[Saved entries]
◆ ◆ ◆ ◆ ◆ ◆ ◆

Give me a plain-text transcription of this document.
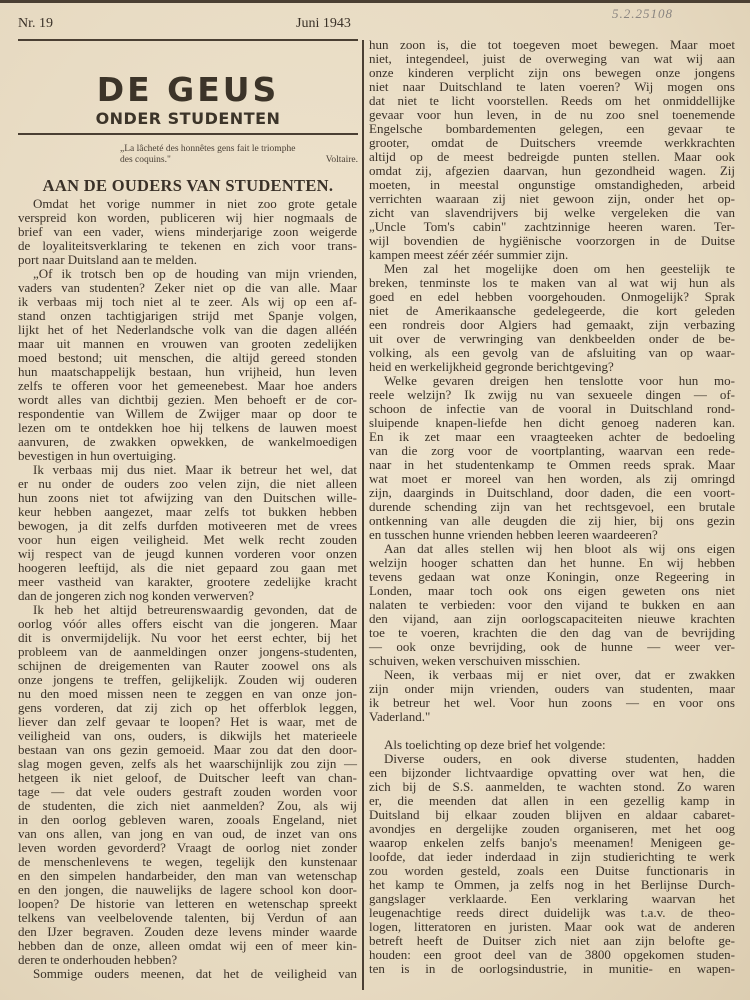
5.2.25108
Nr. 19	Juni 1943
DE GEUS
ONDER STUDENTEN
„La lâcheté des honnêtes gens fait le triomphe
des coquins."	Voltaire.
AAN DE OUDERS VAN STUDENTEN.
Omdat het vorige nummer in niet zoo grote getale
verspreid kon worden, publiceren wij hier nogmaals de
brief van een vader, wiens minderjarige zoon weigerde
de loyaliteitsverklaring te tekenen en zich voor trans-
port naar Duitsland aan te melden.
„Of ik trotsch ben op de houding van mijn vrienden,
vaders van studenten? Zeker niet op die van alle. Maar
ik verbaas mij toch niet al te zeer. Als wij op een af-
stand onzen tachtigjarigen strijd met Spanje volgen,
lijkt het of het Nederlandsche volk van die dagen alléén
maar uit mannen en vrouwen van grooten zedelijken
moed bestond; uit menschen, die altijd gereed stonden
hun maatschappelijk bestaan, hun vrijheid, hun leven
zelfs te offeren voor het gemeenebest. Maar hoe anders
wordt alles van dichtbij gezien. Men behoeft er de cor-
respondentie van Willem de Zwijger maar op door te
lezen om te ontdekken hoe hij telkens de lauwen moest
aanvuren, de zwakken opwekken, de wankelmoedigen
bevestigen in hun overtuiging.
Ik verbaas mij dus niet. Maar ik betreur het wel, dat
er nu onder de ouders zoo velen zijn, die niet alleen
hun zoons niet tot afwijzing van den Duitschen wille-
keur hebben aangezet, maar zelfs tot bukken hebben
bewogen, ja dit zelfs durfden motiveeren met de vrees
voor hun eigen veiligheid. Met welk recht zouden
wij respect van de jeugd kunnen vorderen voor onzen
hoogeren leeftijd, als die niet gepaard zou gaan met
meer vastheid van karakter, grootere zedelijke kracht
dan de jongeren zich nog konden verwerven?
Ik heb het altijd betreurenswaardig gevonden, dat de
oorlog vóór alles offers eischt van die jongeren. Maar
dit is onvermijdelijk. Nu voor het eerst echter, bij het
probleem van de aanmeldingen onzer jongens-studenten,
schijnen de dreigementen van Rauter zoowel ons als
onze jongens te treffen, gelijkelijk. Zouden wij ouderen
nu den moed missen neen te zeggen en van onze jon-
gens vorderen, dat zij zich op het offerblok leggen,
liever dan zelf gevaar te loopen? Het is waar, met de
veiligheid van ons, ouders, is dikwijls het materieele
bestaan van ons gezin gemoeid. Maar zou dat den door-
slag mogen geven, zelfs als het waarschijnlijk zou zijn —
hetgeen ik niet geloof, de Duitscher leeft van chan-
tage — dat vele ouders gestraft zouden worden voor
de studenten, die zich niet aanmelden? Zou, als wij
in den oorlog gebleven waren, zooals Engeland, niet
van ons allen, van jong en van oud, de inzet van ons
leven worden gevorderd? Vraagt de oorlog niet zonder
de menschenlevens te wegen, tegelijk den kunstenaar
en den simpelen handarbeider, den man van wetenschap
en den jongen, die nauwelijks de lagere school kon door-
loopen? De historie van letteren en wetenschap spreekt
telkens van veelbelovende talenten, bij Verdun of aan
den IJzer begraven. Zouden deze levens minder waarde
hebben dan de onze, alleen omdat wij een of meer kin-
deren te onderhouden hebben?
Sommige ouders meenen, dat het de veiligheid van
hun zoon is, die tot toegeven moet bewegen. Maar moet
niet, integendeel, juist de overweging van wat wij aan
onze kinderen verplicht zijn ons bewegen onze jongens
niet naar Duitschland te laten voeren? Wij mogen ons
dat niet te licht voorstellen. Reeds om het onmiddellijke
gevaar voor hun leven, in de nu zoo snel toenemende
Engelsche bombardementen gelegen, een gevaar te
grooter, omdat de Duitschers vreemde werkkrachten
altijd op de meest bedreigde punten stellen. Maar ook
omdat zij, afgezien daarvan, hun gezondheid wagen. Zij
moeten, in meestal ongunstige omstandigheden, arbeid
verrichten waaraan zij niet gewoon zijn, onder het op-
zicht van slavendrijvers bij welke vergeleken die van
„Uncle Tom's cabin" zachtzinnige heeren waren. Ter-
wijl bovendien de hygiënische voorzorgen in de Duitse
kampen meest zéér zéér summier zijn.
Men zal het mogelijke doen om hen geestelijk te
breken, tenminste los te maken van al wat wij hun als
goed en edel hebben voorgehouden. Onmogelijk? Sprak
niet de Amerikaansche gedelegeerde, die kort geleden
een rondreis door Algiers had gemaakt, zijn verbazing
uit over de verwringing van denkbeelden onder de be-
volking, als een gevolg van de afsluiting van op waar-
heid en werkelijkheid gegronde berichtgeving?
Welke gevaren dreigen hen tenslotte voor hun mo-
reele welzijn? Ik zwijg nu van sexueele dingen — of-
schoon de infectie van de vooral in Duitschland rond-
sluipende knapen-liefde hen dicht genoeg naderen kan.
En ik zet maar een vraagteeken achter de bedoeling
van die zorg voor de voortplanting, waarvan een rede-
naar in het studentenkamp te Ommen reeds sprak. Maar
wat moet er moreel van hen worden, als zij omringd
zijn, daarginds in Duitschland, door daden, die een voort-
durende schending zijn van het rechtsgevoel, een brutale
ontkenning van alle deugden die zij hier, bij ons gezin
en tusschen hunne vrienden hebben leeren waardeeren?
Aan dat alles stellen wij hen bloot als wij ons eigen
welzijn hooger schatten dan het hunne. En wij hebben
tevens gedaan wat onze Koningin, onze Regeering in
Londen, maar toch ook ons eigen geweten ons niet
nalaten te verbieden: voor den vijand te bukken en aan
den vijand, aan zijn oorlogscapaciteiten nieuwe krachten
toe te voeren, krachten die den dag van de bevrijding
— ook onze bevrijding, ook de hunne — weer ver-
schuiven, weken verschuiven misschien.
Neen, ik verbaas mij er niet over, dat er zwakken
zijn onder mijn vrienden, ouders van studenten, maar
ik betreur het wel. Voor hun zoons — en voor ons
Vaderland."
Als toelichting op deze brief het volgende:
Diverse ouders, en ook diverse studenten, hadden
een bijzonder lichtvaardige opvatting over wat hen, die
zich bij de S.S. aanmelden, te wachten stond. Zo waren
er, die meenden dat allen in een gezellig kamp in
Duitsland bij elkaar zouden blijven en aldaar cabaret-
avondjes en dergelijke zouden organiseren, met het oog
waarop enkelen zelfs banjo's meenamen! Menigeen ge-
loofde, dat ieder inderdaad in zijn studierichting te werk
zou worden gesteld, zoals een Duitse functionaris in
het kamp te Ommen, ja zelfs nog in het Berlijnse Durch-
gangslager verklaarde. Een verklaring waarvan het
leugenachtige reeds direct duidelijk was t.a.v. de theo-
logen, litteratoren en juristen. Maar ook wat de anderen
betreft heeft de Duitser zich niet aan zijn belofte ge-
houden: een groot deel van de 3800 opgekomen studen-
ten is in de oorlogsindustrie, in munitie- en wapen-
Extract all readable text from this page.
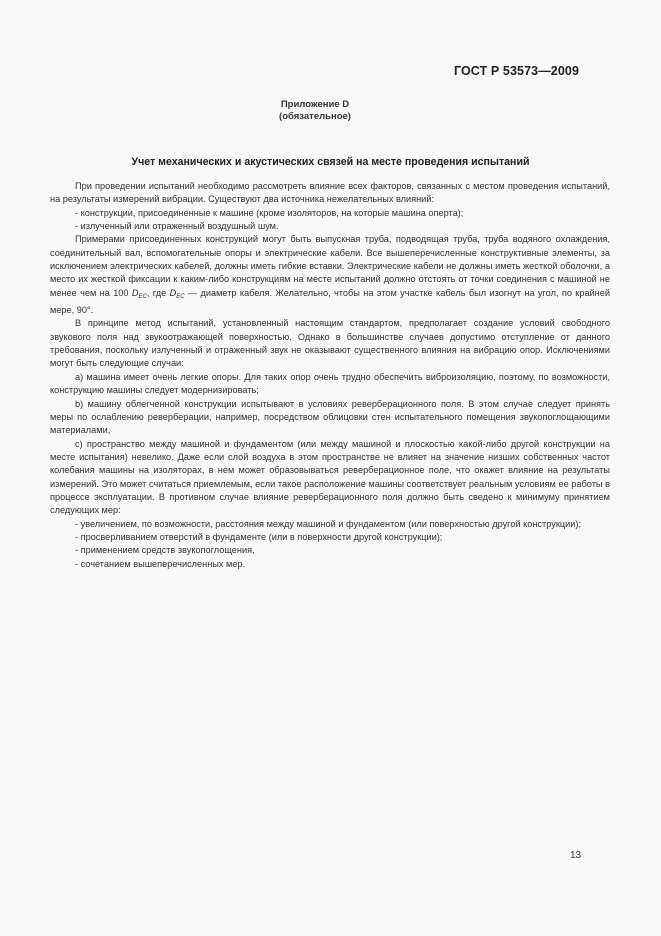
ГОСТ Р 53573—2009
Приложение D
(обязательное)
Учет механических и акустических связей на месте проведения испытаний

При проведении испытаний необходимо рассмотреть влияние всех факторов, связанных с местом проведения испытаний, на результаты измерений вибрации. Существуют два источника нежелательных влияний:

- конструкции, присоединенные к машине (кроме изоляторов, на которые машина оперта);

- излученный или отраженный воздушный шум.

Примерами присоединенных конструкций могут быть выпускная труба, подводящая труба, труба водяного охлаждения, соединительный вал, вспомогательные опоры и электрические кабели. Все вышеперечисленные конструктивные элементы, за исключением электрических кабелей, должны иметь гибкие вставки. Электрические кабели не должны иметь жесткой оболочки, а место их жесткой фиксации к каким-либо конструкциям на месте испытаний должно отстоять от точки соединения с машиной не менее чем на 100 $D_{EC}$, где $D_{EC}$ — диаметр кабеля. Желательно, чтобы на этом участке кабель был изогнут на угол, по крайней мере, 90°.

В принципе метод испытаний, установленный настоящим стандартом, предполагает создание условий свободного звукового поля над звукоотражающей поверхностью. Однако в большинстве случаев допустимо отступление от данного требования, поскольку излученный и отраженный звук не оказывают существенного влияния на вибрацию опор. Исключениями могут быть следующие случаи:

a) машина имеет очень легкие опоры. Для таких опор очень трудно обеспечить виброизоляцию, поэтому, по возможности, конструкцию машины следует модернизировать;

b) машину облегченной конструкции испытывают в условиях реверберационного поля. В этом случае следует принять меры по ослаблению реверберации, например, посредством облицовки стен испытательного помещения звукопоглощающими материалами,

c) пространство между машиной и фундаментом (или между машиной и плоскостью какой-либо другой конструкции на месте испытания) невелико. Даже если слой воздуха в этом пространстве не влияет на значение низших собственных частот колебания машины на изоляторах, в нем может образовываться реверберационное поле, что окажет влияние на результаты измерений. Это может считаться приемлемым, если такое расположение машины соответствует реальным условиям ее работы в процессе эксплуатации. В противном случае влияние реверберационного поля должно быть сведено к минимуму принятием следующих мер:

- увеличением, по возможности, расстояния между машиной и фундаментом (или поверхностью другой конструкции);

- просверливанием отверстий в фундаменте (или в поверхности другой конструкции);

- применением средств звукопоглощения,

- сочетанием вышеперечисленных мер.

13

◆ ◆ ◆ ◆ ◆ ◆ ◆

## What is needed:
In the records above, locate the lines holding the word "onzen". Copy each of them.

## Result for this exercise:
stand onzen tachtigjarigen strijd met Spanje volgen,
wij respect van de jeugd kunnen vorderen voor onzen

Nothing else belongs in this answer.